TASK REQUIREMENTS: Report how many lines of the listing below include the word "saveur". Give nothing but the number.

EXTRACTED INFORMATION:
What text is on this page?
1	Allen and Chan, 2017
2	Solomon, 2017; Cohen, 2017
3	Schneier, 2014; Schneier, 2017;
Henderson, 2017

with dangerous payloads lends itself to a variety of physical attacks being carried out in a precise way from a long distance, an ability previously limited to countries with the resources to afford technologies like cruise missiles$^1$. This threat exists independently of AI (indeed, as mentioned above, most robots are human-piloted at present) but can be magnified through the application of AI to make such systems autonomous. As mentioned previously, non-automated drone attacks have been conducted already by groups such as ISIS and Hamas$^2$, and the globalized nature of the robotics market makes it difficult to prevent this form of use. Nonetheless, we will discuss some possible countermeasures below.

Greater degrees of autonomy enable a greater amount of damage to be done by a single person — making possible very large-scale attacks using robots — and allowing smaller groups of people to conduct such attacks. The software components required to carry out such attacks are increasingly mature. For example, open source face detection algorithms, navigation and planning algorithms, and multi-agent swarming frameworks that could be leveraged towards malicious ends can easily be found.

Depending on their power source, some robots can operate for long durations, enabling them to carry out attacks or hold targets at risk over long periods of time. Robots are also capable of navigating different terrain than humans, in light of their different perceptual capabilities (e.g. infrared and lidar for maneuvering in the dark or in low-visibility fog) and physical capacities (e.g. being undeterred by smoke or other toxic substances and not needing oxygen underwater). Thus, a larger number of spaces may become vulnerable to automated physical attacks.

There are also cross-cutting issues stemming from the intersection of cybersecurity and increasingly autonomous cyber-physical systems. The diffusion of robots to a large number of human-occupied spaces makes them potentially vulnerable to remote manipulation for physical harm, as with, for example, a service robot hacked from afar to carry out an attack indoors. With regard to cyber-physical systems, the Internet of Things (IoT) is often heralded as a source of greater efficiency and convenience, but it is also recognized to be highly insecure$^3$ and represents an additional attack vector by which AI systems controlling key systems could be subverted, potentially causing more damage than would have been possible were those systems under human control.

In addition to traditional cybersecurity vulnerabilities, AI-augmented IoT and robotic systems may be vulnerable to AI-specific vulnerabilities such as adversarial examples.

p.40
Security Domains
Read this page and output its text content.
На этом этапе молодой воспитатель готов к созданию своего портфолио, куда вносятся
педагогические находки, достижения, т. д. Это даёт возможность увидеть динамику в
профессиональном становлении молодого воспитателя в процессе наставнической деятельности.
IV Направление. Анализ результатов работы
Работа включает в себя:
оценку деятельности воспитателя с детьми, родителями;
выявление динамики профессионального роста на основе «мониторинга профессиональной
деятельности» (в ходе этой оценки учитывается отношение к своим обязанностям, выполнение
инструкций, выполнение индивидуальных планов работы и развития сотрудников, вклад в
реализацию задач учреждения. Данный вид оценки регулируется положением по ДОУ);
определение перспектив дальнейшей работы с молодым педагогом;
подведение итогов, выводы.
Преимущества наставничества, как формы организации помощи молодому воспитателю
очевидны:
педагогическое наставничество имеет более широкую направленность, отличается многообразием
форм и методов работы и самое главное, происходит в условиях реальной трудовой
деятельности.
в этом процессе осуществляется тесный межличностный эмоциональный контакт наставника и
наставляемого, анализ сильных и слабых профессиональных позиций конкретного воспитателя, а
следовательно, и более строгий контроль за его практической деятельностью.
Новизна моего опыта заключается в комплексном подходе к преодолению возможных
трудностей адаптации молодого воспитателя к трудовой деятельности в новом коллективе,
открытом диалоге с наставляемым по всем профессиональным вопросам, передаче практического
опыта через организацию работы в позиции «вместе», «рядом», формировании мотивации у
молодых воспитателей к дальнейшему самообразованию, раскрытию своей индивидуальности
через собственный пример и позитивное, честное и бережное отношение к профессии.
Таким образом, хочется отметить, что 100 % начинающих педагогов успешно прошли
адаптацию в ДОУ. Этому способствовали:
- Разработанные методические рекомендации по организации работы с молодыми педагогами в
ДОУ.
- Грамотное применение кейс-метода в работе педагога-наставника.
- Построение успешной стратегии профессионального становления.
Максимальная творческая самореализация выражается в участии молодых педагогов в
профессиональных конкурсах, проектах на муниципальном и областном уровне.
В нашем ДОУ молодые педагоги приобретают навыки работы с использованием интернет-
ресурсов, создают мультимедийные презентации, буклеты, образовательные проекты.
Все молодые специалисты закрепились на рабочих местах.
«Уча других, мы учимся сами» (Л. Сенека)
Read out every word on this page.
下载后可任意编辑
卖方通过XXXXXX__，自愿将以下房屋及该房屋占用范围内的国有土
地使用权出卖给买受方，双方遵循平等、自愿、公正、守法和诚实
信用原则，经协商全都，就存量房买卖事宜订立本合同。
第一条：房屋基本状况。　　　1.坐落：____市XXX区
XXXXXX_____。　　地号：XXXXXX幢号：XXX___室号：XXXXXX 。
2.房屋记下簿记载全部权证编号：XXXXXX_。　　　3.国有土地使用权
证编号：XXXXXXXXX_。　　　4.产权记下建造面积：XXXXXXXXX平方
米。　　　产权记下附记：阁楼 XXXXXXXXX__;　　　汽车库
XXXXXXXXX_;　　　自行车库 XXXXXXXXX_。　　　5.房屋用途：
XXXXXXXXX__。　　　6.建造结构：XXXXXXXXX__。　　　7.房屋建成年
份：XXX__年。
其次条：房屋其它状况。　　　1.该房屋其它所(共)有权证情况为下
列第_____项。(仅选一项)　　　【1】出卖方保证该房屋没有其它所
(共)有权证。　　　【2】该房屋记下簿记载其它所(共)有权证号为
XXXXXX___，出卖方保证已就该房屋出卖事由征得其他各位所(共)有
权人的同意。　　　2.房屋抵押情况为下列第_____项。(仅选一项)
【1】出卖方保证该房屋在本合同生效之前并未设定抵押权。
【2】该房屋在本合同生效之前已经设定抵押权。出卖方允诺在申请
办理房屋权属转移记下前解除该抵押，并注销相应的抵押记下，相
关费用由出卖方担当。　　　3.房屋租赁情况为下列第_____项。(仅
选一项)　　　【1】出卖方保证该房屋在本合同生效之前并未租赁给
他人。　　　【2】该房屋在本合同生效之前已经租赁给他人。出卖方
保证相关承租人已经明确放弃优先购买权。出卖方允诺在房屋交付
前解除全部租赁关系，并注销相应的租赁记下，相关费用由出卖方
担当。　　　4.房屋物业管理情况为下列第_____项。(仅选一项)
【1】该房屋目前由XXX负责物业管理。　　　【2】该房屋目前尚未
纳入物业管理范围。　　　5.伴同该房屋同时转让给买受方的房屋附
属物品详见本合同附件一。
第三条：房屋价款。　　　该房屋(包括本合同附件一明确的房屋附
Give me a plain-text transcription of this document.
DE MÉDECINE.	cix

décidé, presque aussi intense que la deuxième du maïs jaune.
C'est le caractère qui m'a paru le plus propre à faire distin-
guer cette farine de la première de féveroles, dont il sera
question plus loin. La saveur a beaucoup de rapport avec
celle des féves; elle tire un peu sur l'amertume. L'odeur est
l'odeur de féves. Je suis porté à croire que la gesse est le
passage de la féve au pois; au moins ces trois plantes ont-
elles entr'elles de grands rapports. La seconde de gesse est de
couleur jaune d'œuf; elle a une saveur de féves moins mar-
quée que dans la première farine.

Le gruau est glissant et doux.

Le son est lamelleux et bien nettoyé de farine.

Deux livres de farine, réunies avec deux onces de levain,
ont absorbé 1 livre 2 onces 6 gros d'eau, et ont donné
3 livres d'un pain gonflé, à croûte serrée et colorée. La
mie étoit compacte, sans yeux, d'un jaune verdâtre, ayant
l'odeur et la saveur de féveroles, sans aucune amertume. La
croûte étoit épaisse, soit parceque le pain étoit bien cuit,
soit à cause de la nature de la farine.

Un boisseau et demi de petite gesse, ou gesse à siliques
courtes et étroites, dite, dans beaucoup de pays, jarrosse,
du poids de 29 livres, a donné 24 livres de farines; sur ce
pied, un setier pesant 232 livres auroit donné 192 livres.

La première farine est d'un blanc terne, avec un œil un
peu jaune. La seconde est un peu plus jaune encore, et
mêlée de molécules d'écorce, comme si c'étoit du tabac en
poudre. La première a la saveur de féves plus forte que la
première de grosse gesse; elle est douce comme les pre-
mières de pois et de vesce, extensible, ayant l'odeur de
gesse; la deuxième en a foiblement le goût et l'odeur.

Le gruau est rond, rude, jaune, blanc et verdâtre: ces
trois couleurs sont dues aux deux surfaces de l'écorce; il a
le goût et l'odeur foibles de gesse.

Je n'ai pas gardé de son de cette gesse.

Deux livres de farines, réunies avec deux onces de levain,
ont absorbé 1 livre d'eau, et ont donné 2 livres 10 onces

ANSWER: 4